__DESCRIPTION OF THE TASK__
Give every line of the data again, unchanged, but with no pictures.

__INPUT MATERIAL__
****************************************
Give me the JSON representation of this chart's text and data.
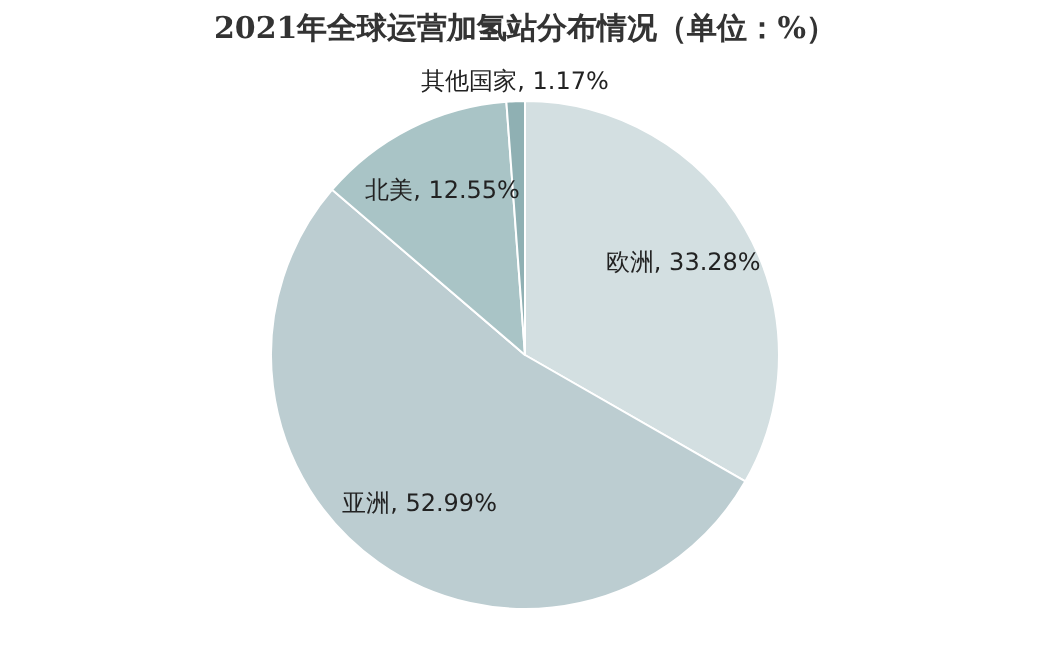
{
  "chart_data": {
    "type": "pie",
    "title": "2021年全球运营加氢站分布情况（单位：%）",
    "categories": [
      "欧洲",
      "亚洲",
      "北美",
      "其他国家"
    ],
    "values": [
      33.28,
      52.99,
      12.55,
      1.17
    ],
    "value_labels": [
      "33.28%",
      "52.99%",
      "12.55%",
      "1.17%"
    ],
    "colors": [
      "#d3dfe1",
      "#bccdd1",
      "#a9c4c6",
      "#8fb0b3"
    ],
    "legend": false
  }
}
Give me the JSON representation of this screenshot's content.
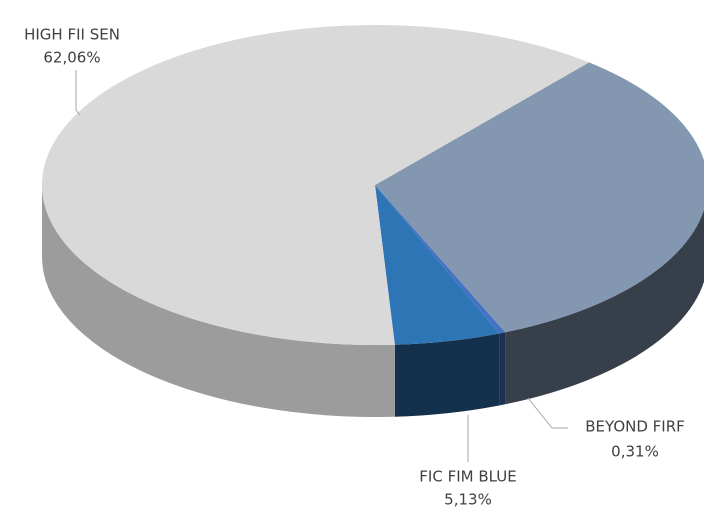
{
  "chart_data": {
    "type": "pie",
    "categories": [
      null,
      "BEYOND FIRF",
      "FIC FIM BLUE",
      "HIGH FII SEN"
    ],
    "values": [
      32.5,
      0.31,
      5.13,
      62.06
    ],
    "value_labels": [
      null,
      "0,31%",
      "5,13%",
      "62,06%"
    ],
    "colors": [
      "#8497b0",
      "#4472c4",
      "#2e75b6",
      "#d9d9d9"
    ]
  }
}
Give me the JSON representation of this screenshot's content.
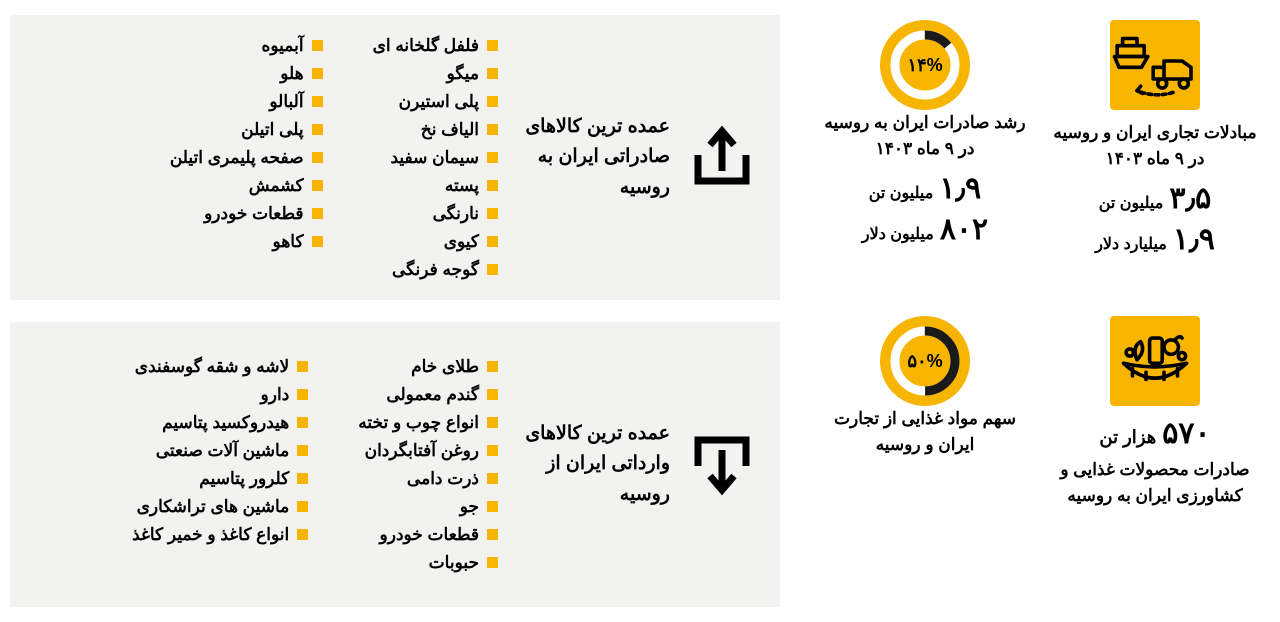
****************************************
__RESULT FOR THIS EXERCISE__
Give me the JSON representation of this chart's text and data.
{
  "chart_data": {
    "type": "pie",
    "title": "2021年全球运营加氢站分布情况（单位：%）",
    "categories": [
      "欧洲",
      "亚洲",
      "北美",
      "其他国家"
    ],
    "values": [
      33.28,
      52.99,
      12.55,
      1.17
    ],
    "value_labels": [
      "33.28%",
      "52.99%",
      "12.55%",
      "1.17%"
    ],
    "colors": [
      "#d3dfe1",
      "#bccdd1",
      "#a9c4c6",
      "#8fb0b3"
    ],
    "legend": false
  }
}
Give me the JSON representation of this screenshot's content.
{
  "chart_data": {
    "type": "pie",
    "categories": [
      null,
      "BEYOND FIRF",
      "FIC FIM BLUE",
      "HIGH FII SEN"
    ],
    "values": [
      32.5,
      0.31,
      5.13,
      62.06
    ],
    "value_labels": [
      null,
      "0,31%",
      "5,13%",
      "62,06%"
    ],
    "colors": [
      "#8497b0",
      "#4472c4",
      "#2e75b6",
      "#d9d9d9"
    ]
  }
}
Give me the JSON representation of this screenshot's content.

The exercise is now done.